AVAILABLE DATA =
## Start
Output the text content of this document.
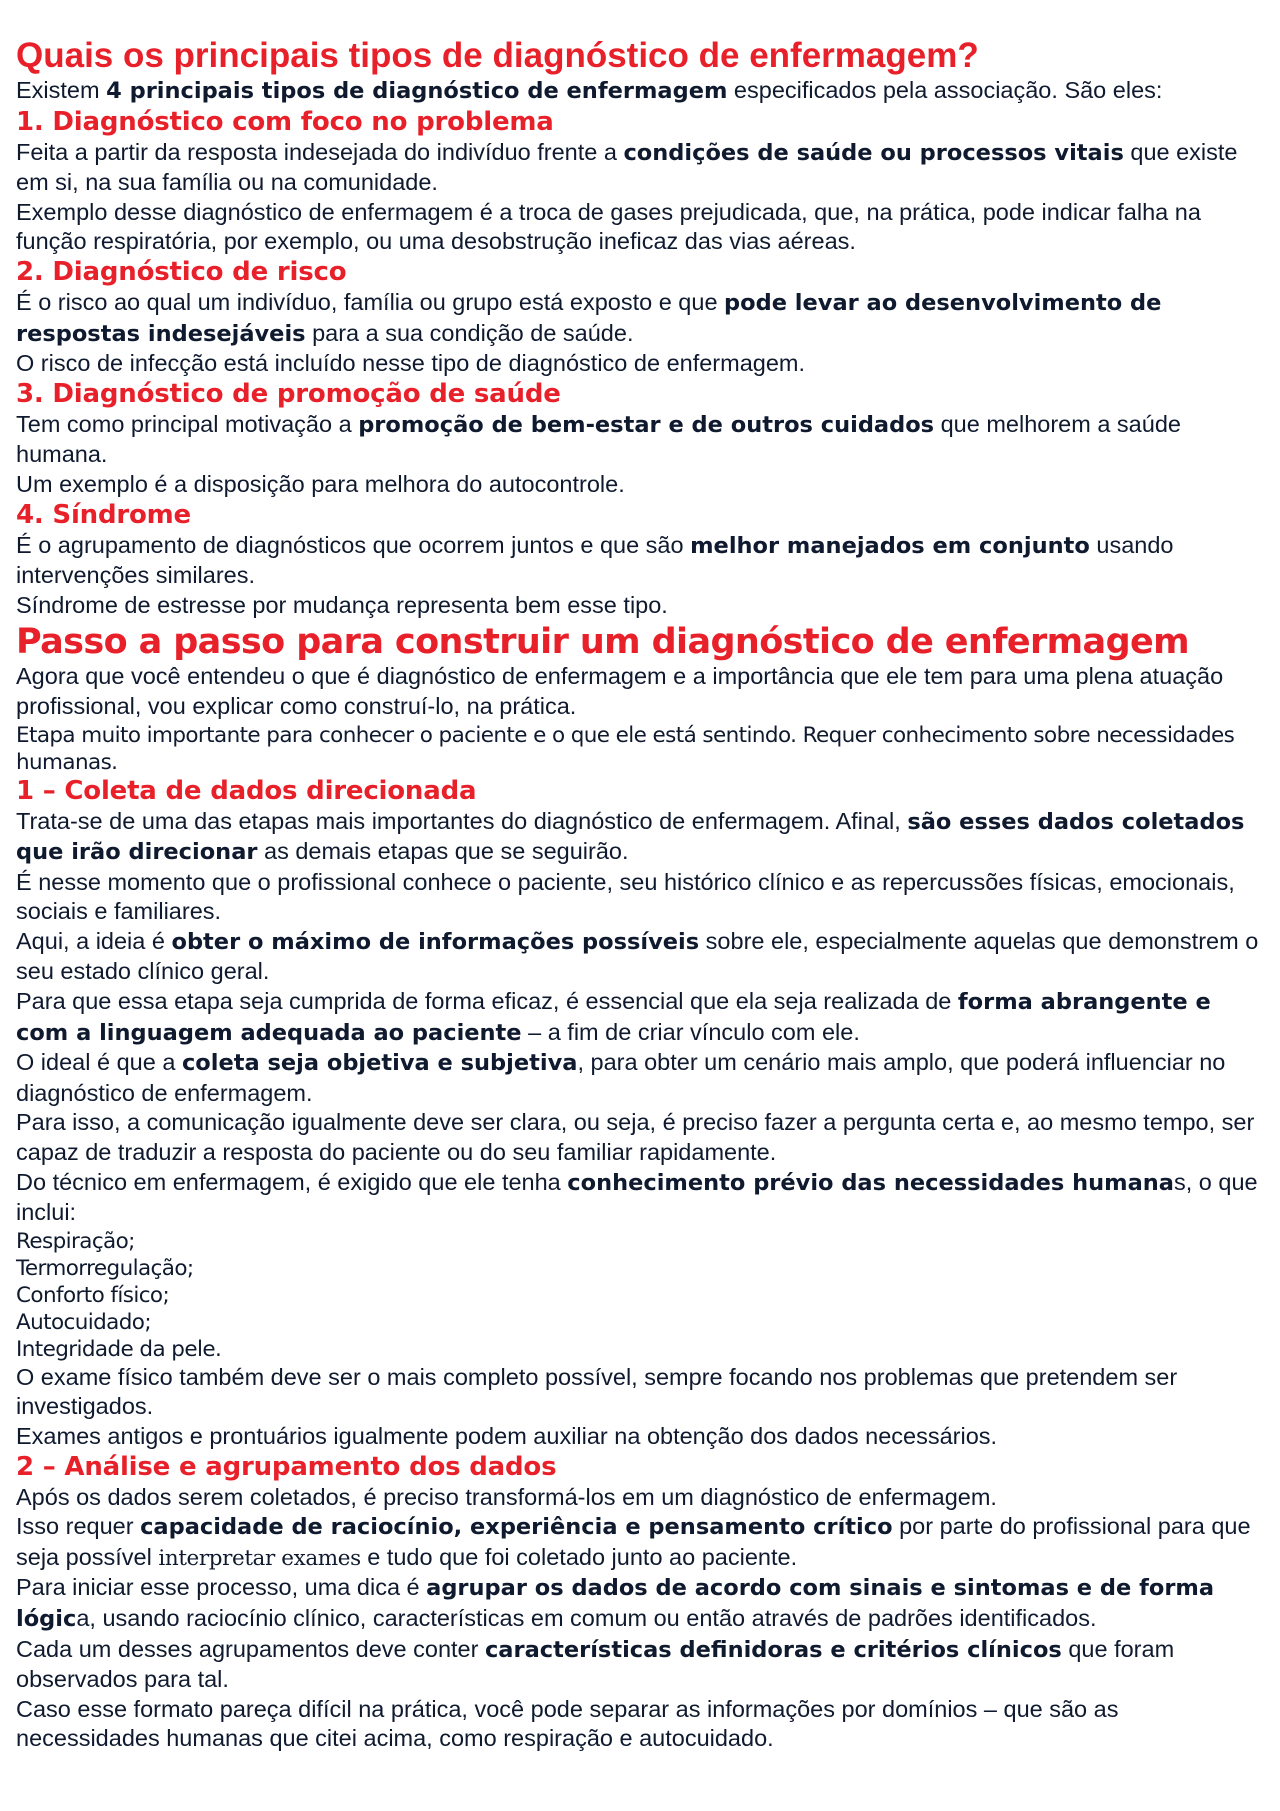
Quais os principais tipos de diagnóstico de enfermagem?

Existem 4 principais tipos de diagnóstico de enfermagem especificados pela associação. São eles:

1. Diagnóstico com foco no problema

Feita a partir da resposta indesejada do indivíduo frente a condições de saúde ou processos vitais que existe em si, na sua família ou na comunidade.

Exemplo desse diagnóstico de enfermagem é a troca de gases prejudicada, que, na prática, pode indicar falha na função respiratória, por exemplo, ou uma desobstrução ineficaz das vias aéreas.

2. Diagnóstico de risco

É o risco ao qual um indivíduo, família ou grupo está exposto e que pode levar ao desenvolvimento de respostas indesejáveis para a sua condição de saúde.

O risco de infecção está incluído nesse tipo de diagnóstico de enfermagem.

3. Diagnóstico de promoção de saúde

Tem como principal motivação a promoção de bem-estar e de outros cuidados que melhorem a saúde humana.

Um exemplo é a disposição para melhora do autocontrole.

4. Síndrome

É o agrupamento de diagnósticos que ocorrem juntos e que são melhor manejados em conjunto usando intervenções similares.

Síndrome de estresse por mudança representa bem esse tipo.

Passo a passo para construir um diagnóstico de enfermagem

Agora que você entendeu o que é diagnóstico de enfermagem e a importância que ele tem para uma plena atuação profissional, vou explicar como construí-lo, na prática.

Etapa muito importante para conhecer o paciente e o que ele está sentindo. Requer conhecimento sobre necessidades humanas.

1 – Coleta de dados direcionada

Trata-se de uma das etapas mais importantes do diagnóstico de enfermagem. Afinal, são esses dados coletados que irão direcionar as demais etapas que se seguirão.

É nesse momento que o profissional conhece o paciente, seu histórico clínico e as repercussões físicas, emocionais, sociais e familiares.

Aqui, a ideia é obter o máximo de informações possíveis sobre ele, especialmente aquelas que demonstrem o seu estado clínico geral.

Para que essa etapa seja cumprida de forma eficaz, é essencial que ela seja realizada de forma abrangente e com a linguagem adequada ao paciente – a fim de criar vínculo com ele.

O ideal é que a coleta seja objetiva e subjetiva, para obter um cenário mais amplo, que poderá influenciar no diagnóstico de enfermagem.

Para isso, a comunicação igualmente deve ser clara, ou seja, é preciso fazer a pergunta certa e, ao mesmo tempo, ser capaz de traduzir a resposta do paciente ou do seu familiar rapidamente.

Do técnico em enfermagem, é exigido que ele tenha conhecimento prévio das necessidades humanas, o que inclui:

Respiração;
Termorregulação;
Conforto físico;
Autocuidado;
Integridade da pele.

O exame físico também deve ser o mais completo possível, sempre focando nos problemas que pretendem ser investigados.

Exames antigos e prontuários igualmente podem auxiliar na obtenção dos dados necessários.

2 – Análise e agrupamento dos dados

Após os dados serem coletados, é preciso transformá-los em um diagnóstico de enfermagem.

Isso requer capacidade de raciocínio, experiência e pensamento crítico por parte do profissional para que seja possível interpretar exames e tudo que foi coletado junto ao paciente.

Para iniciar esse processo, uma dica é agrupar os dados de acordo com sinais e sintomas e de forma lógica, usando raciocínio clínico, características em comum ou então através de padrões identificados.

Cada um desses agrupamentos deve conter características definidoras e critérios clínicos que foram observados para tal.

Caso esse formato pareça difícil na prática, você pode separar as informações por domínios – que são as necessidades humanas que citei acima, como respiração e autocuidado.
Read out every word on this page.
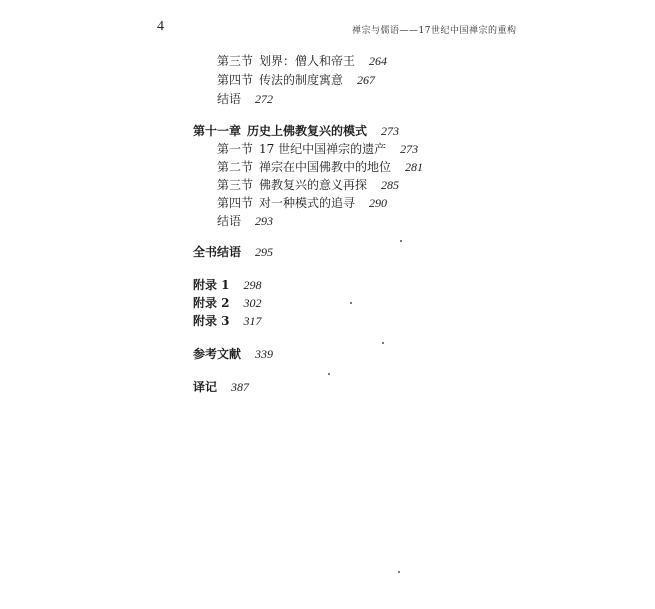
4	禅宗与儒语——17世纪中国禅宗的重构
第三节 划界：僧人和帝王 264
第四节 传法的制度寓意 267
结语 272
第十一章 历史上佛教复兴的模式 273
第一节 17 世纪中国禅宗的遗产 273
第二节 禅宗在中国佛教中的地位 281
第三节 佛教复兴的意义再探 285
第四节 对一种模式的追寻 290
结语 293
全书结语 295
附录 1 298
附录 2 302
附录 3 317
参考文献 339
译记 387
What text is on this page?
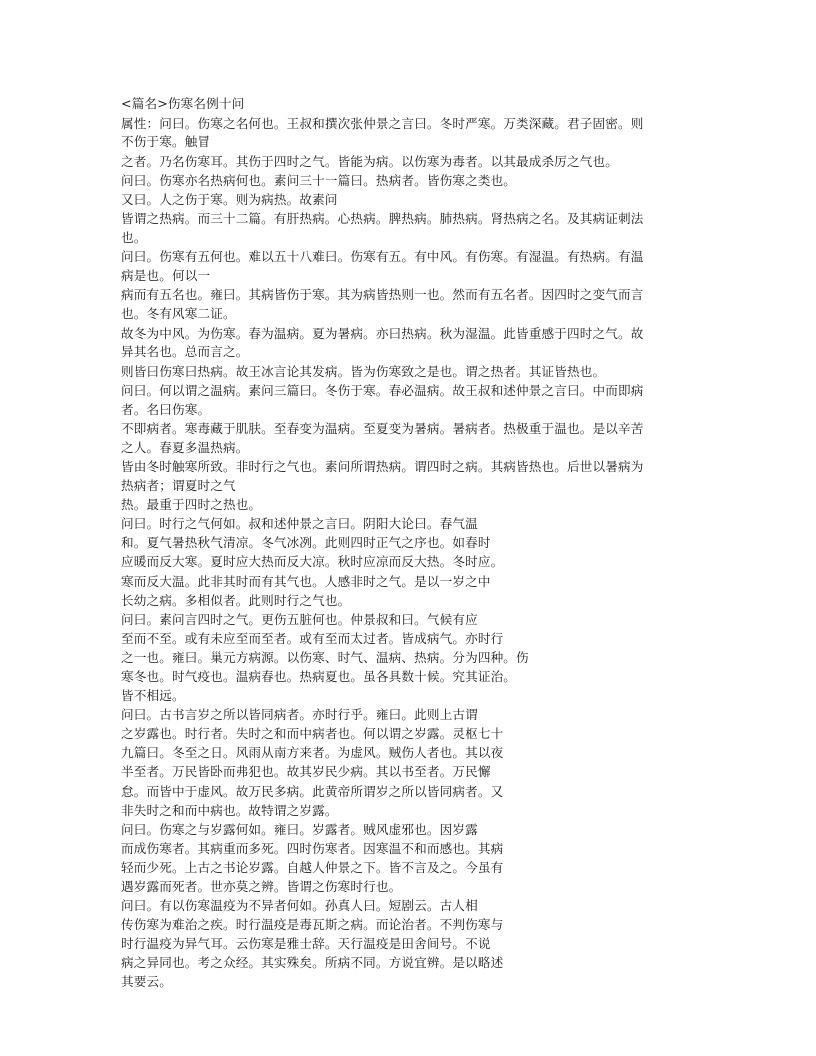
<篇名>伤寒名例十问
属性：问曰。伤寒之名何也。王叔和撰次张仲景之言曰。冬时严寒。万类深藏。君子固密。则
不伤于寒。触冒
之者。乃名伤寒耳。其伤于四时之气。皆能为病。以伤寒为毒者。以其最成杀厉之气也。
问曰。伤寒亦名热病何也。素问三十一篇曰。热病者。皆伤寒之类也。
又曰。人之伤于寒。则为病热。故素问
皆谓之热病。而三十二篇。有肝热病。心热病。脾热病。肺热病。肾热病之名。及其病证刺法
也。
问曰。伤寒有五何也。难以五十八难曰。伤寒有五。有中风。有伤寒。有湿温。有热病。有温
病是也。何以一
病而有五名也。雍曰。其病皆伤于寒。其为病皆热则一也。然而有五名者。因四时之变气而言
也。冬有风寒二证。
故冬为中风。为伤寒。春为温病。夏为暑病。亦曰热病。秋为湿温。此皆重感于四时之气。故
异其名也。总而言之。
则皆曰伤寒曰热病。故王冰言论其发病。皆为伤寒致之是也。谓之热者。其证皆热也。
问曰。何以谓之温病。素问三篇曰。冬伤于寒。春必温病。故王叔和述仲景之言曰。中而即病
者。名曰伤寒。
不即病者。寒毒藏于肌肤。至春变为温病。至夏变为暑病。暑病者。热极重于温也。是以辛苦
之人。春夏多温热病。
皆由冬时触寒所致。非时行之气也。素问所谓热病。谓四时之病。其病皆热也。后世以暑病为
热病者；谓夏时之气
热。最重于四时之热也。
问曰。时行之气何如。叔和述仲景之言曰。阴阳大论曰。春气温
和。夏气暑热秋气清凉。冬气冰冽。此则四时正气之序也。如春时
应暖而反大寒。夏时应大热而反大凉。秋时应凉而反大热。冬时应。
寒而反大温。此非其时而有其气也。人感非时之气。是以一岁之中
长幼之病。多相似者。此则时行之气也。
问曰。素问言四时之气。更伤五脏何也。仲景叔和曰。气候有应
至而不至。或有未应至而至者。或有至而太过者。皆成病气。亦时行
之一也。雍曰。巢元方病源。以伤寒、时气、温病、热病。分为四种。伤
寒冬也。时气疫也。温病春也。热病夏也。虽各具数十候。究其证治。
皆不相远。
问曰。古书言岁之所以皆同病者。亦时行乎。雍曰。此则上古谓
之岁露也。时行者。失时之和而中病者也。何以谓之岁露。灵枢七十
九篇曰。冬至之日。风雨从南方来者。为虚风。贼伤人者也。其以夜
半至者。万民皆卧而弗犯也。故其岁民少病。其以书至者。万民懈
怠。而皆中于虚风。故万民多病。此黄帝所谓岁之所以皆同病者。又
非失时之和而中病也。故特谓之岁露。
问曰。伤寒之与岁露何如。雍曰。岁露者。贼风虚邪也。因岁露
而成伤寒者。其病重而多死。四时伤寒者。因寒温不和而感也。其病
轻而少死。上古之书论岁露。自越人仲景之下。皆不言及之。今虽有
遇岁露而死者。世亦莫之辨。皆谓之伤寒时行也。
问曰。有以伤寒温疫为不异者何如。孙真人曰。短剧云。古人相
传伤寒为难治之疾。时行温疫是毒瓦斯之病。而论治者。不判伤寒与
时行温疫为异气耳。云伤寒是雅士辞。天行温疫是田舍间号。不说
病之异同也。考之众经。其实殊矣。所病不同。方说宜辨。是以略述
其要云。
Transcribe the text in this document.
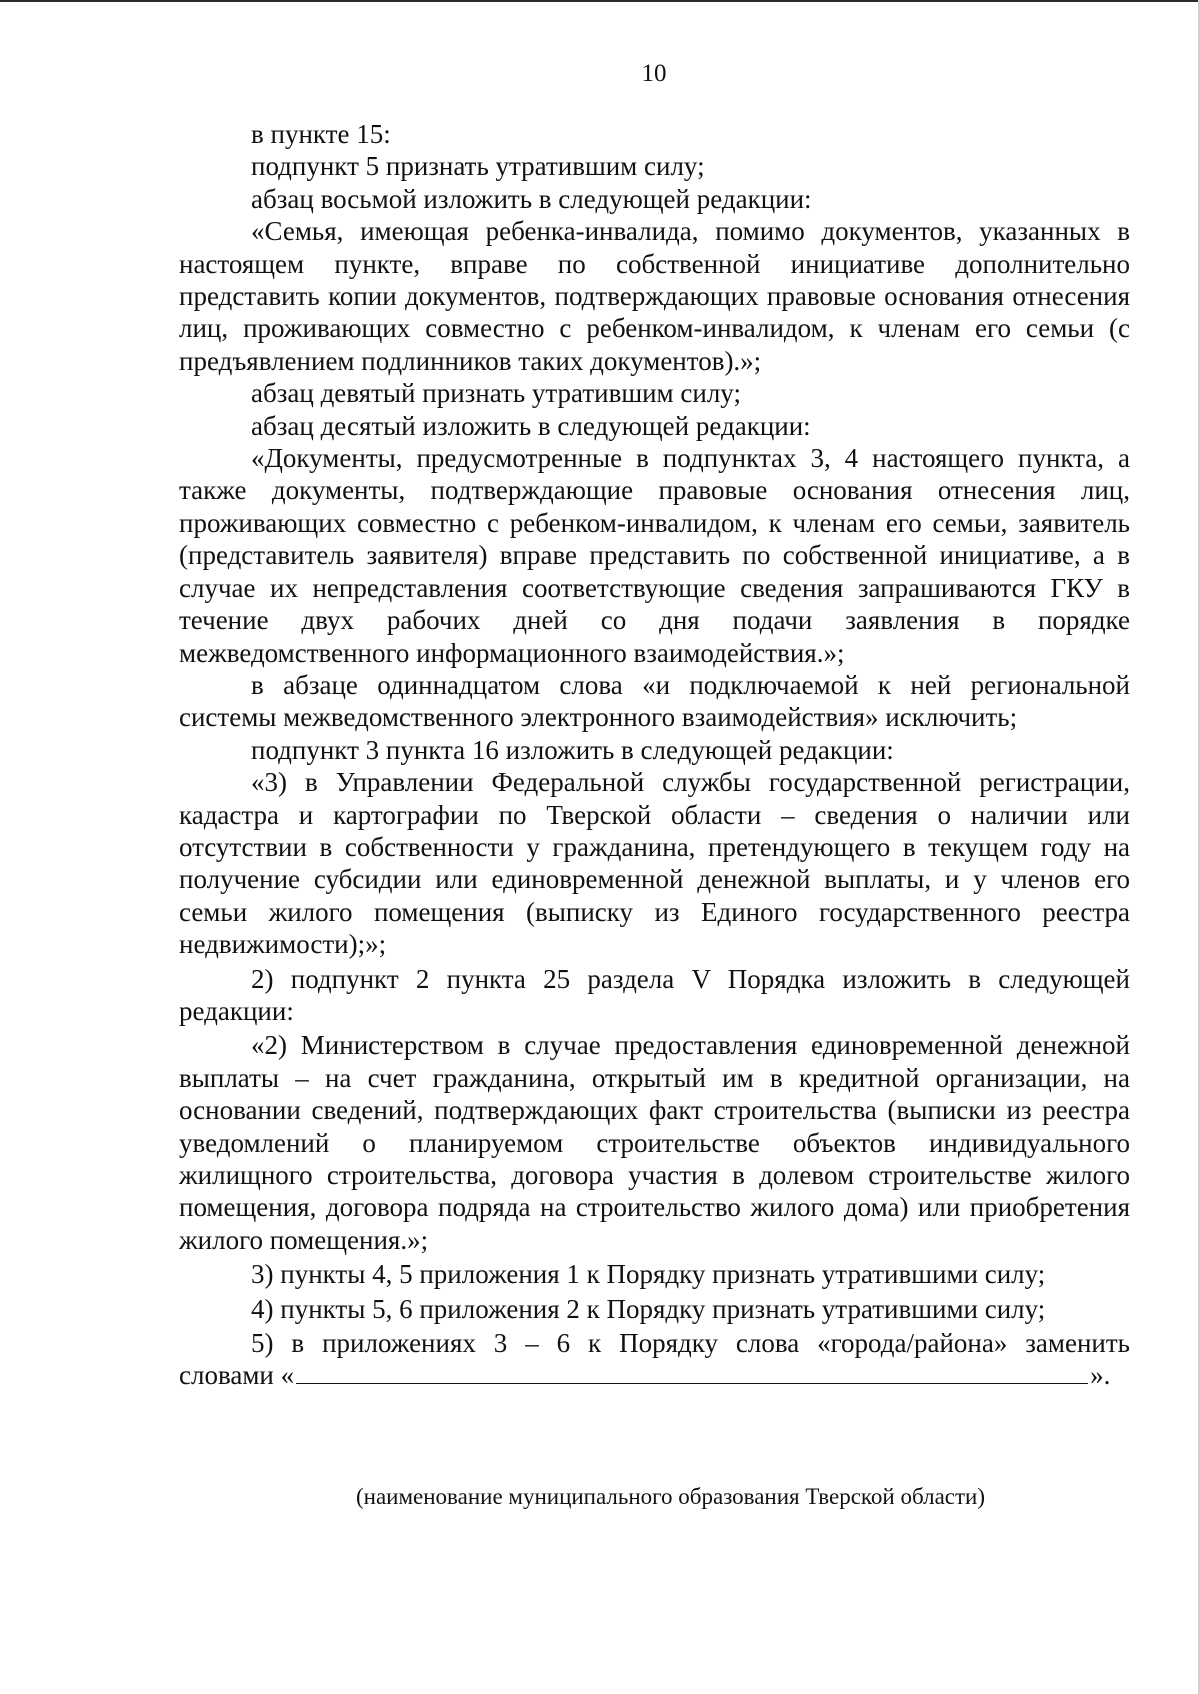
10

в пункте 15:

подпункт 5 признать утратившим силу;

абзац восьмой изложить в следующей редакции:

«Семья, имеющая ребенка-инвалида, помимо документов, указанных в настоящем пункте, вправе по собственной инициативе дополнительно представить копии документов, подтверждающих правовые основания отнесения лиц, проживающих совместно с ребенком-инвалидом, к членам его семьи (с предъявлением подлинников таких документов).»;

абзац девятый признать утратившим силу;

абзац десятый изложить в следующей редакции:

«Документы, предусмотренные в подпунктах 3, 4 настоящего пункта, а также документы, подтверждающие правовые основания отнесения лиц, проживающих совместно с ребенком-инвалидом, к членам его семьи, заявитель (представитель заявителя) вправе представить по собственной инициативе, а в случае их непредставления соответствующие сведения запрашиваются ГКУ в течение двух рабочих дней со дня подачи заявления в порядке межведомственного информационного взаимодействия.»;

в абзаце одиннадцатом слова «и подключаемой к ней региональной системы межведомственного электронного взаимодействия» исключить;

подпункт 3 пункта 16 изложить в следующей редакции:

«3) в Управлении Федеральной службы государственной регистрации, кадастра и картографии по Тверской области – сведения о наличии или отсутствии в собственности у гражданина, претендующего в текущем году на получение субсидии или единовременной денежной выплаты, и у членов его семьи жилого помещения (выписку из Единого государственного реестра недвижимости);»;

2) подпункт 2 пункта 25 раздела V Порядка изложить в следующей редакции:

«2) Министерством в случае предоставления единовременной денежной выплаты – на счет гражданина, открытый им в кредитной организации, на основании сведений, подтверждающих факт строительства (выписки из реестра уведомлений о планируемом строительстве объектов индивидуального жилищного строительства, договора участия в долевом строительстве жилого помещения, договора подряда на строительство жилого дома) или приобретения жилого помещения.»;

3) пункты 4, 5 приложения 1 к Порядку признать утратившими силу;

4) пункты 5, 6 приложения 2 к Порядку признать утратившими силу;

5) в приложениях 3 – 6 к Порядку слова «города/района» заменить

словами «	».

(наименование муниципального образования Тверской области)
## End
THE TASK = Go through the entries above and copy every line containing "document".

REPLY =
Output the text content of this document.
Transcribe the text in this document.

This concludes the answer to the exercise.